LISTE DES ACTIVITÉS
1. Pour chaque affirmation ci-dessous, dites si elle concorde avec le texte sur la décroissance en répondant par oui ou non, et citez à l’identique les mots du texte qui en décident. (a) Le texte affirme que certaines décroissances sont positives. (b) L’auteur se présente comme publicitaire. (c) Selon le texte, consommer autrement suffira.
2. Donnez la suite du texte sur la décroissance, en reprenant après sa dernière phrase.

====== PASSAGE DU TEXTE

Alors oui, pour des publicitaires habitués à vendre du shampoing qui brille et des animaux contents de se faire transformer en nuggets, la décroissance, « c’est déprimant ». Mais, là encore, une personne au régime aurait-elle peur de perdre du poids ? Évidemment non, certaines décroissances sont positives. C’est le cas de celle du PIB aujourd’hui. Aurions-nous dû renoncer à l’option du « confinement » parce que le mot effrayait ? Une meilleure question serait de se demander pourquoi la décroissance fait peur aux gens. Ne serait-ce pas parce que l’on matraque la population avec l’idée que la croissance est bonne pour l’emploi, le pouvoir d’achat et les services publics depuis des décennies ? Vu les faits scientifiques sur la dégradation du vivant liée à nos activités économiques, c’est le mot « croissance » qui devrait nous affoler.
« L’écologie, ce n’est pas un monde coupé où l’on parle d’environnement sans regarder les gens […]. Quand je les écoute les gens, et les jeunes en particulier, il faudrait trouver un discours un peu plus positif que de leur dire qu’on est dans le moins. […]On ne peut pas décider pour eux que le moins va être le futur, donc essayons de parler plus positivement ». Rappel : je ne suis pas publicitaire et je n’ai rien à vendre. Je suis scientifique et mes recherches indiquent une réalité, certes désagréable, mais pas moins réelle : notre mode de vie, et de manière disproportionnée celui des plus riches, n’est pas soutenable. Vous pouvez « consommer différemment », « faire de la sobriété un style de vie et de consommation cool », « créer du désir pour une consommation plus réfléchie et plus calme » autant que vous voulez, si cela ne vient pas réduire l’usage des ressources naturelles et l’impact sur les écosystèmes, ça ne servira à rien. Cette question du découplage est maintenant claire : consommer autrement ne suffira pas, il va falloir aussi consommer moins et beaucoup moins. Ce serait prendre les gens de haut que de penser qu’on doive les préserver en ne leur présentant que des concepts édulcorés de toute nuance qui camouflent plutôt qu’ils ne révèlent la vérité scientifique.

============
====== DONNÉES SOURCES

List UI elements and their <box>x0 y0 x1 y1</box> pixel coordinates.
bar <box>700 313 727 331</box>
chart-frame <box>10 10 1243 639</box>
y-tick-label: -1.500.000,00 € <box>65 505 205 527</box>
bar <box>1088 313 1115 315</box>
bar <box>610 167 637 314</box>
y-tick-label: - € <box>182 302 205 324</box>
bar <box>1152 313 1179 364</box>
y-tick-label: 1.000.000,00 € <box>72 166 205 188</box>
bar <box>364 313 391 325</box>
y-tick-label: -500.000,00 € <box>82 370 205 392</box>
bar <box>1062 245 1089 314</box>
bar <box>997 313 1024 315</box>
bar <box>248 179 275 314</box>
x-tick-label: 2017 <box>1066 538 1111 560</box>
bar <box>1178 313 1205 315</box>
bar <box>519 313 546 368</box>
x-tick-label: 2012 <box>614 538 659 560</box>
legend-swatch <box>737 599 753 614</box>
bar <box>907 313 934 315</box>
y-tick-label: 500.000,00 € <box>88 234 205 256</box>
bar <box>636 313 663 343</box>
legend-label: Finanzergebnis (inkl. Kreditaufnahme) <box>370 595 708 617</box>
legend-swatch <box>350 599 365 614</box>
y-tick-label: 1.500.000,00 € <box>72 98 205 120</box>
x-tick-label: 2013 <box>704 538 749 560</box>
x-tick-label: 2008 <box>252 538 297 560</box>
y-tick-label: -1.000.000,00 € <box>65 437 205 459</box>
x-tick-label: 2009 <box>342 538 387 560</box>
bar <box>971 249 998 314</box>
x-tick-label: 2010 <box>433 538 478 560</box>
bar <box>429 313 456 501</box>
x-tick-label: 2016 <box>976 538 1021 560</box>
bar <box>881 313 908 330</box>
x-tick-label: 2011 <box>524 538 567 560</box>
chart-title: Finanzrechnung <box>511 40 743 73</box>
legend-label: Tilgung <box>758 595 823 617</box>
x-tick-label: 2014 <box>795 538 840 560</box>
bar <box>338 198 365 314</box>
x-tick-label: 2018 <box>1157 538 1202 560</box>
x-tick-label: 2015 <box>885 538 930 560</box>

============

RÉPONSES PAR TÂCHE
1.
(a) Oui : « certaines décroissances sont positives ».
(b) Non : « je ne suis pas publicitaire et je n’ai rien à vendre ».
(c) Non : « consommer autrement ne suffira pas ».

2.
***
Laissons à Mercedes Erra le mot de la fin : « Il faut redonner à la Science et aux scientifiques une place forte dans les arbitrages, un espace d’expression, et autoriser que leurs voix portent davantage ». Je ne l’aurais pas mieux dit. Au lieu de demander à des publicitaires leurs opinions pseudo-scientifiques sur « les gens » et ces entreprises qui « sont assez inquiètes sur ce sujets-là », il est grand temps de mobiliser les savoirs existants en psychologie, en sociologie, en sciences politiques, en anthropologie, et – avec modération – même en économie. La thèse que j’ai défendue ici est la suivante : la publicité est une institution obsolète, devenue aujourd’hui anti-démocratique et génératrice de mal-être, tout cela sur fond d’apocalypse écologique. Vivement la fin de la publicité !
[1] Ligue contre le cancer, AIDES, Croix Rouge, ARC, Fondation de France, Unicef, Institut Pasteur, Action contre la Faim, FRM, Institut Curie, Armée du Salut, Médecins du Monde, Médecins sans frontières.
[2] « Qu’est-ce que c’est que cette histoire de pétrole où on grogne tous, enfin. Il faut aussi avoir une considération que sans le pétrole aujourd’hui ça ne marche pas, ce n’est pas possible. Donc on a besoin d’argent pour le développement durable. Et pour le moment, pour le développement durable, qui va mettre cet argent ? Est-ce que on dit à Total : ‘vous savez quoi, vous arrêtez le pétrole, on l’achètera à Shell’ […] et on fera moins d’argent pour développer le système futur des énergies ».